▶ _Input for this task_
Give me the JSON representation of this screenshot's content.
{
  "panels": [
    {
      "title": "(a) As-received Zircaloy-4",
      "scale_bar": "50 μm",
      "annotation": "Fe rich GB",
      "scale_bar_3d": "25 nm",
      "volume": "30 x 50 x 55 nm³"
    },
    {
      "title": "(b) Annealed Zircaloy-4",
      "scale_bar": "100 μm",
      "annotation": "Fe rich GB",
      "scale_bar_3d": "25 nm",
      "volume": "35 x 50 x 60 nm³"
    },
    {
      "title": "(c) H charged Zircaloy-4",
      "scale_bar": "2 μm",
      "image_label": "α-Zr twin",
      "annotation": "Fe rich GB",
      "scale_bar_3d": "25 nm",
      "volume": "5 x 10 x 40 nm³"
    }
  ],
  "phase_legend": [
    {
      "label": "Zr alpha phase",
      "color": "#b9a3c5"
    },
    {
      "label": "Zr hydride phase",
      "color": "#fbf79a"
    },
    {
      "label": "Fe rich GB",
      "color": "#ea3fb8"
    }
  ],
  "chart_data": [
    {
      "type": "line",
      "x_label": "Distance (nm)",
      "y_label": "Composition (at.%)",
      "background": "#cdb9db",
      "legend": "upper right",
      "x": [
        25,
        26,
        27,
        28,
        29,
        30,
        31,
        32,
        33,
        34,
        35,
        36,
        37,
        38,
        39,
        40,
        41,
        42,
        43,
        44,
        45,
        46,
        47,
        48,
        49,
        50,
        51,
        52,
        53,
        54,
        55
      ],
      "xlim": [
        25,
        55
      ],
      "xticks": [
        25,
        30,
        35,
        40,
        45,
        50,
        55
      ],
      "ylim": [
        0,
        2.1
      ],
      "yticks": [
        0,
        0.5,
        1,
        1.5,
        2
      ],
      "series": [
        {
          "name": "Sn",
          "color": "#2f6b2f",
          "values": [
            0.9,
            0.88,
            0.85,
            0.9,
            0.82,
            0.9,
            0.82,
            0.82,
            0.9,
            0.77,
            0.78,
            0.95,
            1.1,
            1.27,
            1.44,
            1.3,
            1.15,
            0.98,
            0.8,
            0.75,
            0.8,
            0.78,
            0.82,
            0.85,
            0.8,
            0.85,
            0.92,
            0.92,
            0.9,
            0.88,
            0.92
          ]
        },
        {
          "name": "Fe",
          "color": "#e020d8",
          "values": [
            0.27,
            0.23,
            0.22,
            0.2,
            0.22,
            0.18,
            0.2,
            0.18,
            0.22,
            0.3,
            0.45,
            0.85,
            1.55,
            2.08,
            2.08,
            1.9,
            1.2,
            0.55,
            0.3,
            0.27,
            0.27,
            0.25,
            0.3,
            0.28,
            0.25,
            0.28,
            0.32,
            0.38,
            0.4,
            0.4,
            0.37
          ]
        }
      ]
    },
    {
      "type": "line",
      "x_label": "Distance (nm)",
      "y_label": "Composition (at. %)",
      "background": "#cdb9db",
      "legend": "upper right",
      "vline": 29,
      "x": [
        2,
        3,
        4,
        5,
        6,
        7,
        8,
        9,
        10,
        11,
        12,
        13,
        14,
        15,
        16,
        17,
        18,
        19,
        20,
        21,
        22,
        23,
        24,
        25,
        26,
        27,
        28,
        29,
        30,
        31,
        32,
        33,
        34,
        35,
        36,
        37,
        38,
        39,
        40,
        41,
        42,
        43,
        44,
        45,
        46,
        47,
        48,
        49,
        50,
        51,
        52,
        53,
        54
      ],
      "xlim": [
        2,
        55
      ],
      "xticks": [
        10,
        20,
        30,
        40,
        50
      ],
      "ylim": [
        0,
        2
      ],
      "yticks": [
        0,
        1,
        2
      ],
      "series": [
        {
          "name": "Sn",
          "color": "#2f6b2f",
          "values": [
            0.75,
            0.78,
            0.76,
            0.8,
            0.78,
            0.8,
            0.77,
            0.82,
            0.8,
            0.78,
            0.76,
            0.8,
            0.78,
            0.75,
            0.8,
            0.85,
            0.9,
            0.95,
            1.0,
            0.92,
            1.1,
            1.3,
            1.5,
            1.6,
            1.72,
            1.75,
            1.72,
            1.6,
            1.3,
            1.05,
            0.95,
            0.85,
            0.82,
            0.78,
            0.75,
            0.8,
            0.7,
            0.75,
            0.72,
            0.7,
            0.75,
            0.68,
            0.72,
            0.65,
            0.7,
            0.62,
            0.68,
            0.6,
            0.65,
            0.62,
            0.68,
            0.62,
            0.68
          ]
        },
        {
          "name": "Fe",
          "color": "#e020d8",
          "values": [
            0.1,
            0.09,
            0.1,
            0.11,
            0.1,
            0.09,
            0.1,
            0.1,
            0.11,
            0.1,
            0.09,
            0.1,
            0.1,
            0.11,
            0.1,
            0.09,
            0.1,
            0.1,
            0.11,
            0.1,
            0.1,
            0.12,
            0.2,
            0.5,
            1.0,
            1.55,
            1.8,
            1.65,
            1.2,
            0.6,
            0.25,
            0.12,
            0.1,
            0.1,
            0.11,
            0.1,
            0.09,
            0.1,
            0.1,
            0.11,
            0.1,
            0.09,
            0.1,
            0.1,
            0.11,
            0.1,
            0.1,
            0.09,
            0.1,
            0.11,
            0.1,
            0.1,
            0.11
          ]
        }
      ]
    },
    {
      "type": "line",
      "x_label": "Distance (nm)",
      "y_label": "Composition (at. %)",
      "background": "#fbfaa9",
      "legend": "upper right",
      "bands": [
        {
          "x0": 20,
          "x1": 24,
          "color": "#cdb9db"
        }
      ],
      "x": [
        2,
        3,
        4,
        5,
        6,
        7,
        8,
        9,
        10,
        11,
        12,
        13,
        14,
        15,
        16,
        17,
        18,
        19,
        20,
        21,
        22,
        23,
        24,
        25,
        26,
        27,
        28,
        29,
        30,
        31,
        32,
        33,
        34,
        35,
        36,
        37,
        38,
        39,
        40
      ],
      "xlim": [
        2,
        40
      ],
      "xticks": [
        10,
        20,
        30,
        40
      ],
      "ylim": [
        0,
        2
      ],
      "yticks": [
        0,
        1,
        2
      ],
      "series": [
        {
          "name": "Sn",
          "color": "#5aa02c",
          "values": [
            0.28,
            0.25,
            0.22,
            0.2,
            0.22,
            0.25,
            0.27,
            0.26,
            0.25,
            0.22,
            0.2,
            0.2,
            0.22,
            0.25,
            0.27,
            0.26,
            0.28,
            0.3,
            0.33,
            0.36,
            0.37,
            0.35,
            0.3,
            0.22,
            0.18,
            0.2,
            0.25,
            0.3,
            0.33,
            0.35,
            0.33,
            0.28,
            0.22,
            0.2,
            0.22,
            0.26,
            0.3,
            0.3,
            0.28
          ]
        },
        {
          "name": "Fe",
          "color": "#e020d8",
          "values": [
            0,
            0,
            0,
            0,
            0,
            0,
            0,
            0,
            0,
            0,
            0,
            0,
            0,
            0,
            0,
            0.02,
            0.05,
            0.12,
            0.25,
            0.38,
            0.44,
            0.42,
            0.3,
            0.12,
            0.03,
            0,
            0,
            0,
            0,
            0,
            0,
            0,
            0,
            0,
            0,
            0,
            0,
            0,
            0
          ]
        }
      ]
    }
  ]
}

▶ _Task statement_
Copy out the whole listing exactly as written.

▶ _Solution to this exercise_
Give me the JSON representation of this screenshot's content.
{
  "panels": [
    {
      "title": "(a) As-received Zircaloy-4",
      "scale_bar": "50 μm",
      "annotation": "Fe rich GB",
      "scale_bar_3d": "25 nm",
      "volume": "30 x 50 x 55 nm³"
    },
    {
      "title": "(b) Annealed Zircaloy-4",
      "scale_bar": "100 μm",
      "annotation": "Fe rich GB",
      "scale_bar_3d": "25 nm",
      "volume": "35 x 50 x 60 nm³"
    },
    {
      "title": "(c) H charged Zircaloy-4",
      "scale_bar": "2 μm",
      "image_label": "α-Zr twin",
      "annotation": "Fe rich GB",
      "scale_bar_3d": "25 nm",
      "volume": "5 x 10 x 40 nm³"
    }
  ],
  "phase_legend": [
    {
      "label": "Zr alpha phase",
      "color": "#b9a3c5"
    },
    {
      "label": "Zr hydride phase",
      "color": "#fbf79a"
    },
    {
      "label": "Fe rich GB",
      "color": "#ea3fb8"
    }
  ],
  "chart_data": [
    {
      "type": "line",
      "x_label": "Distance (nm)",
      "y_label": "Composition (at.%)",
      "background": "#cdb9db",
      "legend": "upper right",
      "x": [
        25,
        26,
        27,
        28,
        29,
        30,
        31,
        32,
        33,
        34,
        35,
        36,
        37,
        38,
        39,
        40,
        41,
        42,
        43,
        44,
        45,
        46,
        47,
        48,
        49,
        50,
        51,
        52,
        53,
        54,
        55
      ],
      "xlim": [
        25,
        55
      ],
      "xticks": [
        25,
        30,
        35,
        40,
        45,
        50,
        55
      ],
      "ylim": [
        0,
        2.1
      ],
      "yticks": [
        0,
        0.5,
        1,
        1.5,
        2
      ],
      "series": [
        {
          "name": "Sn",
          "color": "#2f6b2f",
          "values": [
            0.9,
            0.88,
            0.85,
            0.9,
            0.82,
            0.9,
            0.82,
            0.82,
            0.9,
            0.77,
            0.78,
            0.95,
            1.1,
            1.27,
            1.44,
            1.3,
            1.15,
            0.98,
            0.8,
            0.75,
            0.8,
            0.78,
            0.82,
            0.85,
            0.8,
            0.85,
            0.92,
            0.92,
            0.9,
            0.88,
            0.92
          ]
        },
        {
          "name": "Fe",
          "color": "#e020d8",
          "values": [
            0.27,
            0.23,
            0.22,
            0.2,
            0.22,
            0.18,
            0.2,
            0.18,
            0.22,
            0.3,
            0.45,
            0.85,
            1.55,
            2.08,
            2.08,
            1.9,
            1.2,
            0.55,
            0.3,
            0.27,
            0.27,
            0.25,
            0.3,
            0.28,
            0.25,
            0.28,
            0.32,
            0.38,
            0.4,
            0.4,
            0.37
          ]
        }
      ]
    },
    {
      "type": "line",
      "x_label": "Distance (nm)",
      "y_label": "Composition (at. %)",
      "background": "#cdb9db",
      "legend": "upper right",
      "vline": 29,
      "x": [
        2,
        3,
        4,
        5,
        6,
        7,
        8,
        9,
        10,
        11,
        12,
        13,
        14,
        15,
        16,
        17,
        18,
        19,
        20,
        21,
        22,
        23,
        24,
        25,
        26,
        27,
        28,
        29,
        30,
        31,
        32,
        33,
        34,
        35,
        36,
        37,
        38,
        39,
        40,
        41,
        42,
        43,
        44,
        45,
        46,
        47,
        48,
        49,
        50,
        51,
        52,
        53,
        54
      ],
      "xlim": [
        2,
        55
      ],
      "xticks": [
        10,
        20,
        30,
        40,
        50
      ],
      "ylim": [
        0,
        2
      ],
      "yticks": [
        0,
        1,
        2
      ],
      "series": [
        {
          "name": "Sn",
          "color": "#2f6b2f",
          "values": [
            0.75,
            0.78,
            0.76,
            0.8,
            0.78,
            0.8,
            0.77,
            0.82,
            0.8,
            0.78,
            0.76,
            0.8,
            0.78,
            0.75,
            0.8,
            0.85,
            0.9,
            0.95,
            1.0,
            0.92,
            1.1,
            1.3,
            1.5,
            1.6,
            1.72,
            1.75,
            1.72,
            1.6,
            1.3,
            1.05,
            0.95,
            0.85,
            0.82,
            0.78,
            0.75,
            0.8,
            0.7,
            0.75,
            0.72,
            0.7,
            0.75,
            0.68,
            0.72,
            0.65,
            0.7,
            0.62,
            0.68,
            0.6,
            0.65,
            0.62,
            0.68,
            0.62,
            0.68
          ]
        },
        {
          "name": "Fe",
          "color": "#e020d8",
          "values": [
            0.1,
            0.09,
            0.1,
            0.11,
            0.1,
            0.09,
            0.1,
            0.1,
            0.11,
            0.1,
            0.09,
            0.1,
            0.1,
            0.11,
            0.1,
            0.09,
            0.1,
            0.1,
            0.11,
            0.1,
            0.1,
            0.12,
            0.2,
            0.5,
            1.0,
            1.55,
            1.8,
            1.65,
            1.2,
            0.6,
            0.25,
            0.12,
            0.1,
            0.1,
            0.11,
            0.1,
            0.09,
            0.1,
            0.1,
            0.11,
            0.1,
            0.09,
            0.1,
            0.1,
            0.11,
            0.1,
            0.1,
            0.09,
            0.1,
            0.11,
            0.1,
            0.1,
            0.11
          ]
        }
      ]
    },
    {
      "type": "line",
      "x_label": "Distance (nm)",
      "y_label": "Composition (at. %)",
      "background": "#fbfaa9",
      "legend": "upper right",
      "bands": [
        {
          "x0": 20,
          "x1": 24,
          "color": "#cdb9db"
        }
      ],
      "x": [
        2,
        3,
        4,
        5,
        6,
        7,
        8,
        9,
        10,
        11,
        12,
        13,
        14,
        15,
        16,
        17,
        18,
        19,
        20,
        21,
        22,
        23,
        24,
        25,
        26,
        27,
        28,
        29,
        30,
        31,
        32,
        33,
        34,
        35,
        36,
        37,
        38,
        39,
        40
      ],
      "xlim": [
        2,
        40
      ],
      "xticks": [
        10,
        20,
        30,
        40
      ],
      "ylim": [
        0,
        2
      ],
      "yticks": [
        0,
        1,
        2
      ],
      "series": [
        {
          "name": "Sn",
          "color": "#5aa02c",
          "values": [
            0.28,
            0.25,
            0.22,
            0.2,
            0.22,
            0.25,
            0.27,
            0.26,
            0.25,
            0.22,
            0.2,
            0.2,
            0.22,
            0.25,
            0.27,
            0.26,
            0.28,
            0.3,
            0.33,
            0.36,
            0.37,
            0.35,
            0.3,
            0.22,
            0.18,
            0.2,
            0.25,
            0.3,
            0.33,
            0.35,
            0.33,
            0.28,
            0.22,
            0.2,
            0.22,
            0.26,
            0.3,
            0.3,
            0.28
          ]
        },
        {
          "name": "Fe",
          "color": "#e020d8",
          "values": [
            0,
            0,
            0,
            0,
            0,
            0,
            0,
            0,
            0,
            0,
            0,
            0,
            0,
            0,
            0,
            0.02,
            0.05,
            0.12,
            0.25,
            0.38,
            0.44,
            0.42,
            0.3,
            0.12,
            0.03,
            0,
            0,
            0,
            0,
            0,
            0,
            0,
            0,
            0,
            0,
            0,
            0,
            0,
            0
          ]
        }
      ]
    }
  ]
}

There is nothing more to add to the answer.